Start of Supplied records

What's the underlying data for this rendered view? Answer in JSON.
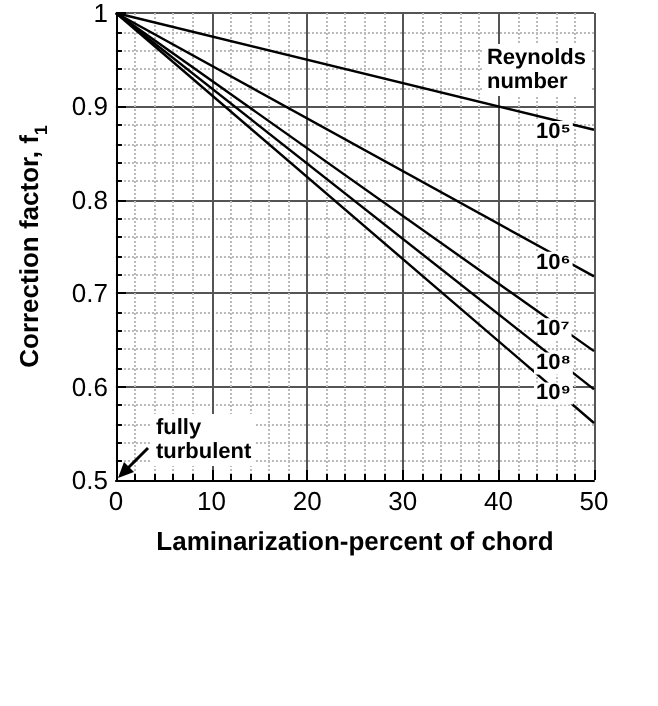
{
  "chart_data": {
    "type": "line",
    "ylabel": "Correction factor, f$_{1}$",
    "xlabel": "Laminarization-percent of chord",
    "x": [
      0,
      50
    ],
    "series": [
      {
        "name": "10⁵",
        "color": "#000000",
        "values": [
          1,
          0.875
        ]
      },
      {
        "name": "10⁶",
        "color": "#000000",
        "values": [
          1,
          0.718
        ]
      },
      {
        "name": "10⁷",
        "color": "#000000",
        "values": [
          1,
          0.638
        ]
      },
      {
        "name": "10⁸",
        "color": "#000000",
        "values": [
          1,
          0.597
        ]
      },
      {
        "name": "10⁹",
        "color": "#000000",
        "values": [
          1,
          0.561
        ]
      }
    ],
    "xlim": [
      0,
      50
    ],
    "xticks": [
      0,
      10,
      20,
      30,
      40,
      50
    ],
    "ylim": [
      0.5,
      1
    ],
    "yticks": [
      0.5,
      0.6,
      0.7,
      0.8,
      0.9,
      1
    ],
    "grid": true,
    "marker": "none",
    "line_style": "solid",
    "legend": false,
    "annotations": [
      "Reynolds number",
      "fully turbulent"
    ]
  }
}
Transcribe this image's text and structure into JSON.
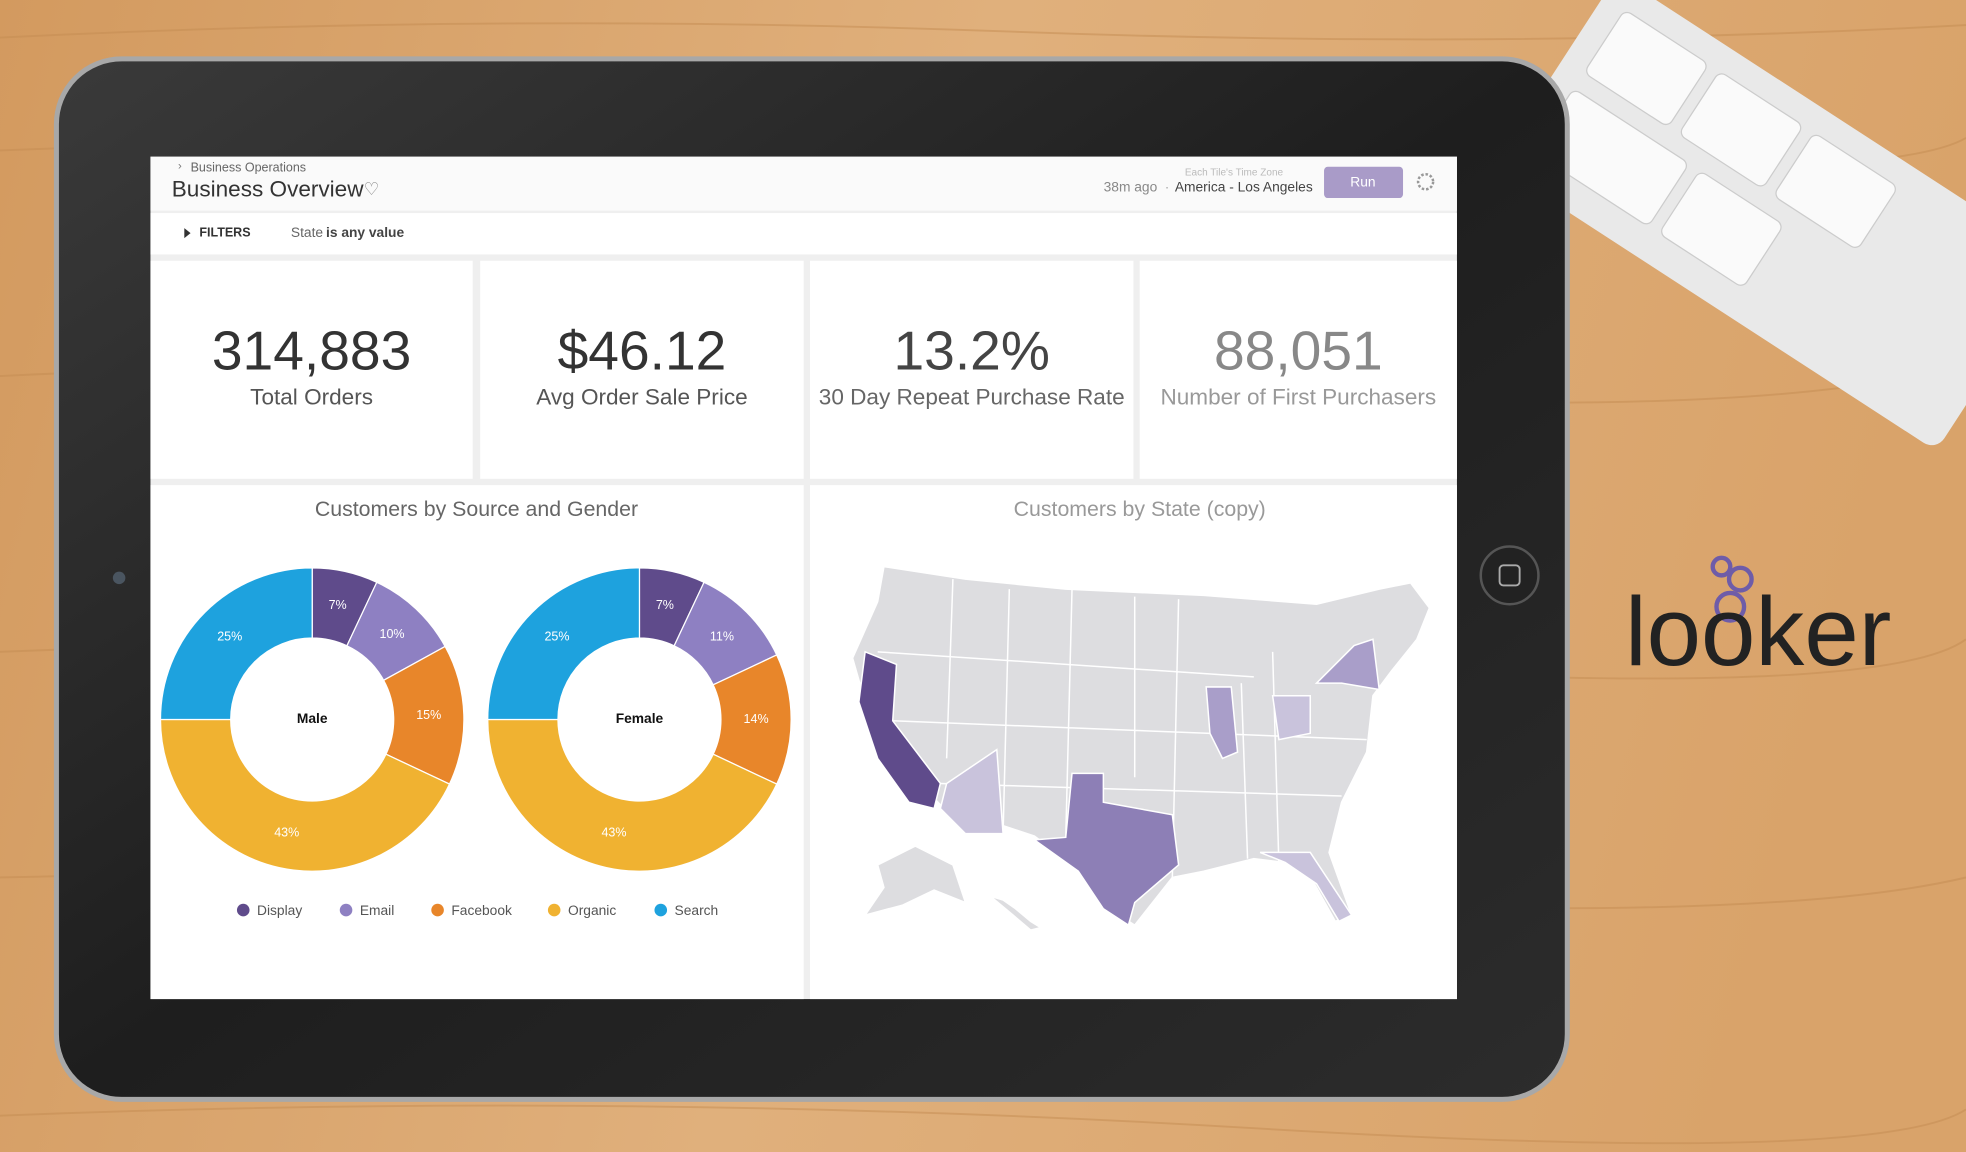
{
  "breadcrumb": "Business Operations",
  "title": "Business Overview",
  "updated": "38m ago",
  "timezone_hint": "Each Tile's Time Zone",
  "timezone": "America - Los Angeles",
  "run_button": "Run",
  "filters": {
    "label": "FILTERS",
    "field": "State",
    "condition": "is any value"
  },
  "kpis": [
    {
      "value": "314,883",
      "label": "Total Orders"
    },
    {
      "value": "$46.12",
      "label": "Avg Order Sale Price"
    },
    {
      "value": "13.2%",
      "label": "30 Day Repeat Purchase Rate"
    },
    {
      "value": "88,051",
      "label": "Number of First Purchasers"
    }
  ],
  "source_panel": {
    "title": "Customers by Source and Gender"
  },
  "chart_data": [
    {
      "type": "pie",
      "center_label": "Male",
      "categories": [
        "Display",
        "Email",
        "Facebook",
        "Organic",
        "Search"
      ],
      "colors": [
        "#5f4b8b",
        "#8e80c2",
        "#e8862a",
        "#f0b231",
        "#1ea2de"
      ],
      "values": [
        7,
        10,
        15,
        43,
        25
      ],
      "value_labels": [
        "7%",
        "10%",
        "15%",
        "43%",
        "25%"
      ]
    },
    {
      "type": "pie",
      "center_label": "Female",
      "categories": [
        "Display",
        "Email",
        "Facebook",
        "Organic",
        "Search"
      ],
      "colors": [
        "#5f4b8b",
        "#8e80c2",
        "#e8862a",
        "#f0b231",
        "#1ea2de"
      ],
      "values": [
        7,
        11,
        14,
        43,
        25
      ],
      "value_labels": [
        "7%",
        "11%",
        "14%",
        "43%",
        "25%"
      ]
    }
  ],
  "map": {
    "title": "Customers by State (copy)"
  },
  "logo": "looker"
}
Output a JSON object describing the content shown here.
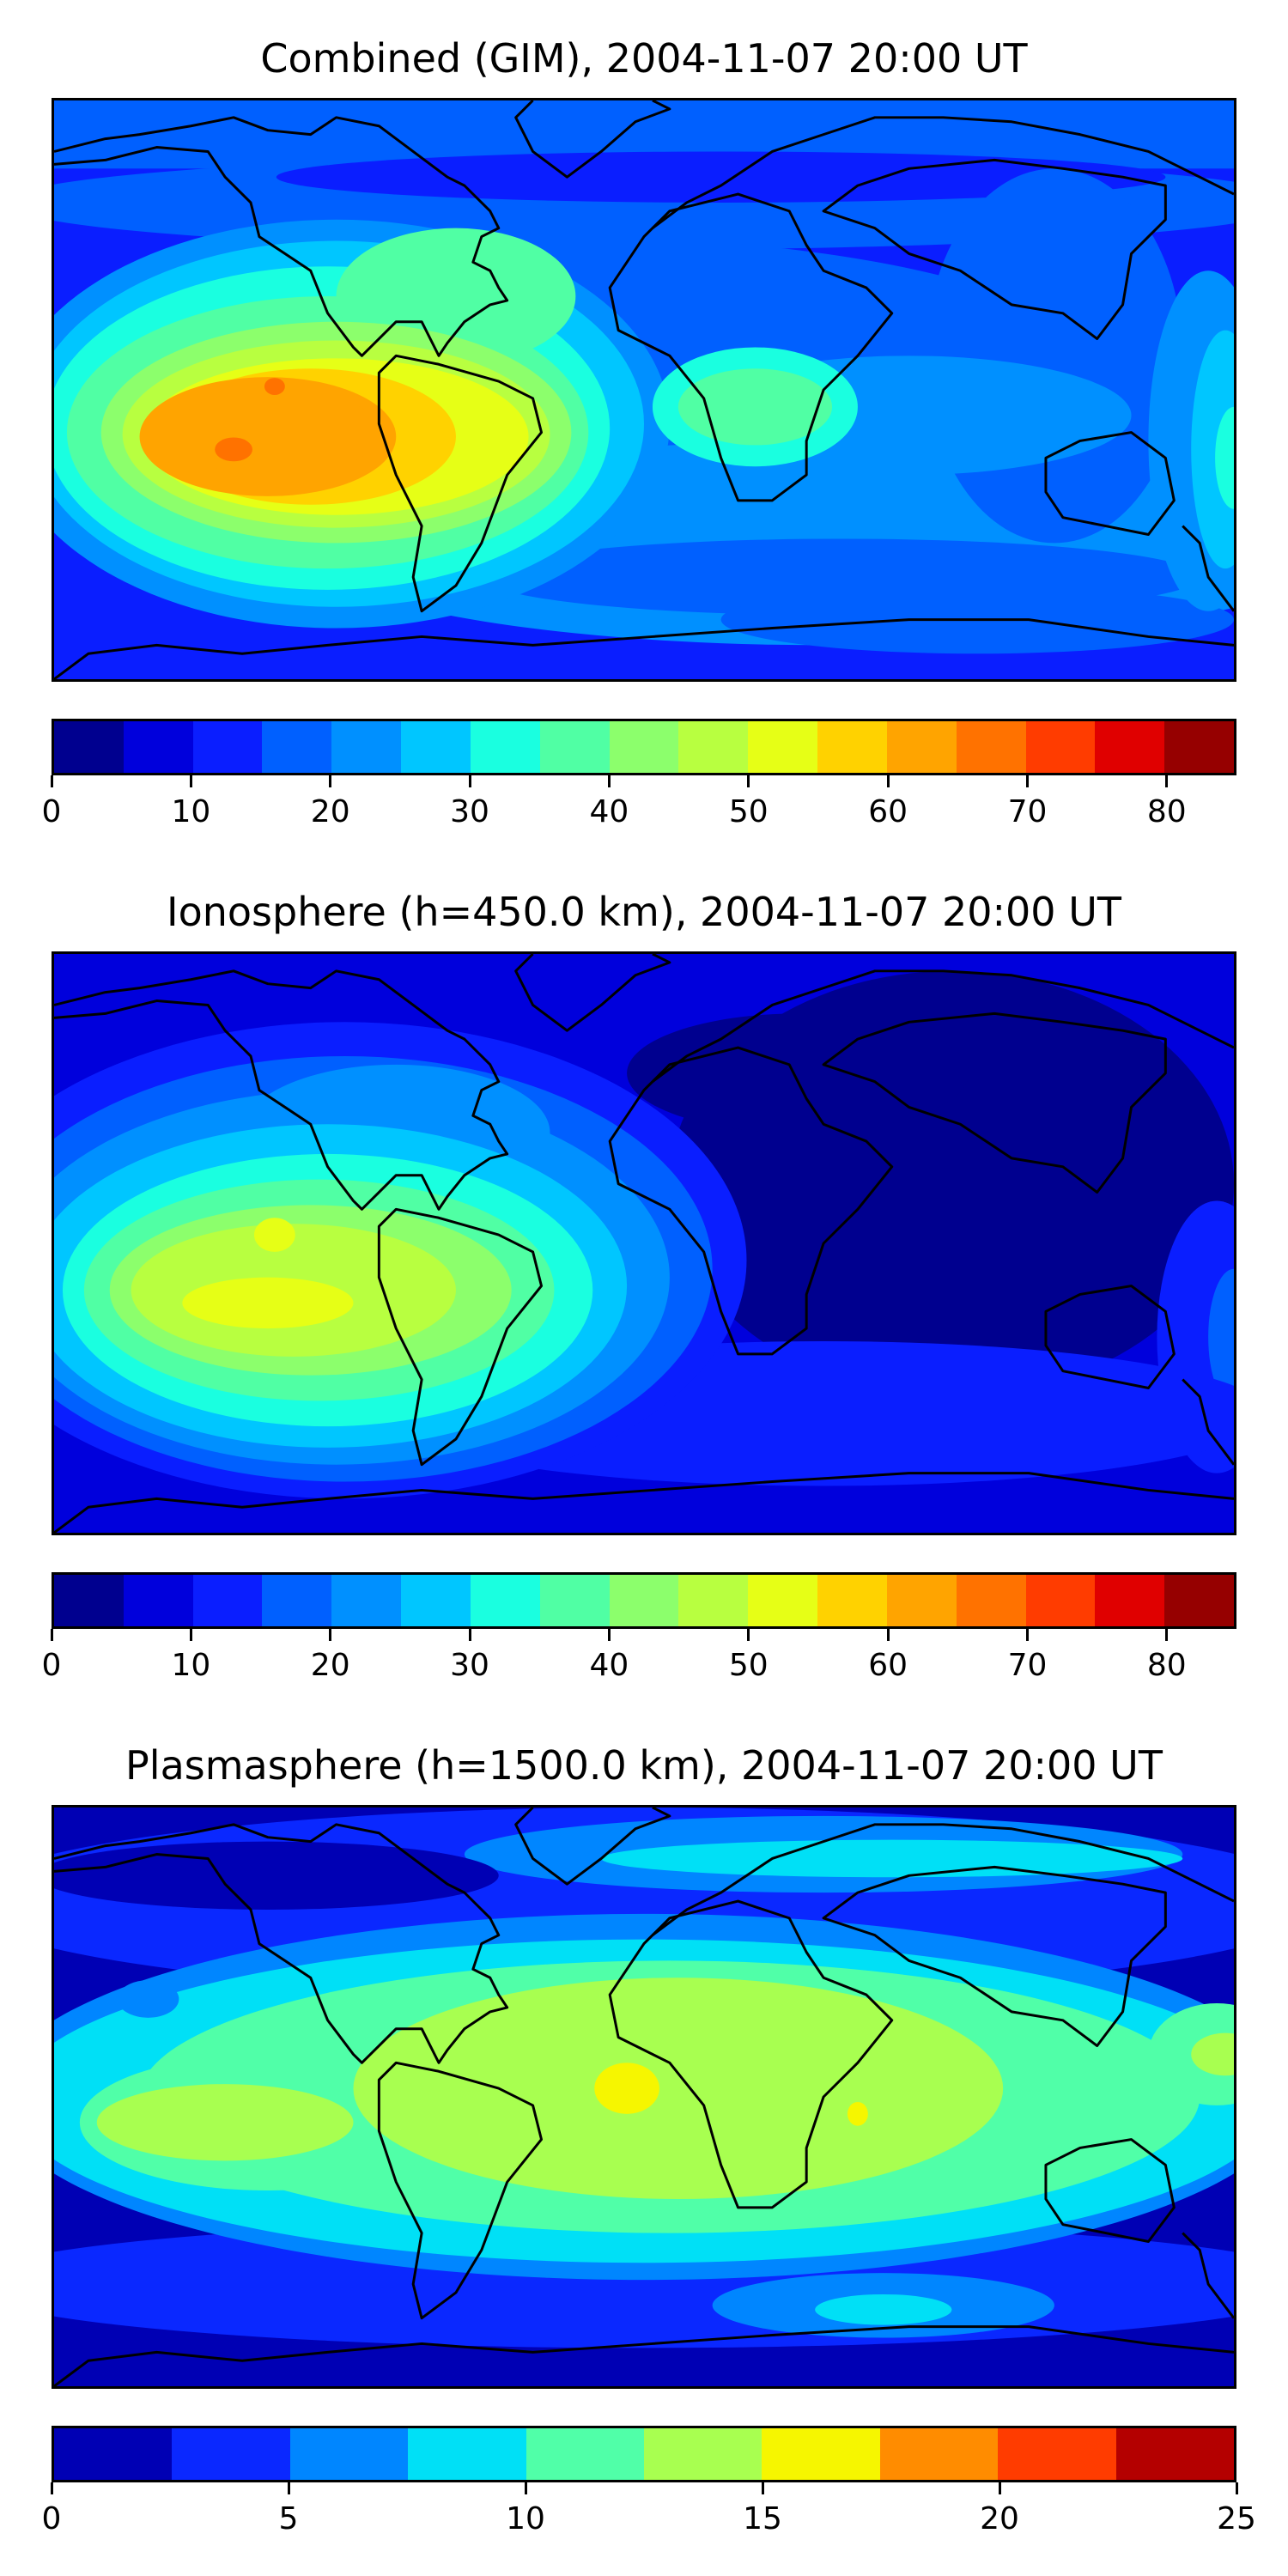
{
  "figure": {
    "panels": [
      {
        "id": "combined",
        "title": "Combined (GIM), 2004-11-07 20:00 UT",
        "colorbar": {
          "vmin": 0,
          "vmax": 85,
          "step": 5,
          "ticks": [
            "0",
            "10",
            "20",
            "30",
            "40",
            "50",
            "60",
            "70",
            "80"
          ],
          "colors": [
            "#00008f",
            "#0000dc",
            "#0a1eff",
            "#0060ff",
            "#0090ff",
            "#00c6ff",
            "#1affe0",
            "#50ffa4",
            "#8cff6c",
            "#b8ff40",
            "#e6ff16",
            "#ffd200",
            "#ffa400",
            "#ff7200",
            "#ff3c00",
            "#e00000",
            "#960000"
          ]
        }
      },
      {
        "id": "ionosphere",
        "title": "Ionosphere  (h=450.0 km), 2004-11-07 20:00 UT",
        "colorbar": {
          "vmin": 0,
          "vmax": 85,
          "step": 5,
          "ticks": [
            "0",
            "10",
            "20",
            "30",
            "40",
            "50",
            "60",
            "70",
            "80"
          ],
          "colors": [
            "#00008f",
            "#0000dc",
            "#0a1eff",
            "#0060ff",
            "#0090ff",
            "#00c6ff",
            "#1affe0",
            "#50ffa4",
            "#8cff6c",
            "#b8ff40",
            "#e6ff16",
            "#ffd200",
            "#ffa400",
            "#ff7200",
            "#ff3c00",
            "#e00000",
            "#960000"
          ]
        }
      },
      {
        "id": "plasmasphere",
        "title": "Plasmasphere (h=1500.0 km), 2004-11-07 20:00 UT",
        "colorbar": {
          "vmin": 0,
          "vmax": 25,
          "step": 2.5,
          "ticks": [
            "0",
            "5",
            "10",
            "15",
            "20",
            "25"
          ],
          "colors": [
            "#0000b4",
            "#0a28ff",
            "#0086ff",
            "#00e0f6",
            "#50ffa8",
            "#a8ff50",
            "#f6f600",
            "#ff8c00",
            "#ff3c00",
            "#b40000"
          ]
        }
      }
    ]
  }
}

End of Supplied records

What you will do
How many lines of the listing include the string "this"? Answer with the number alone.

Final answer
2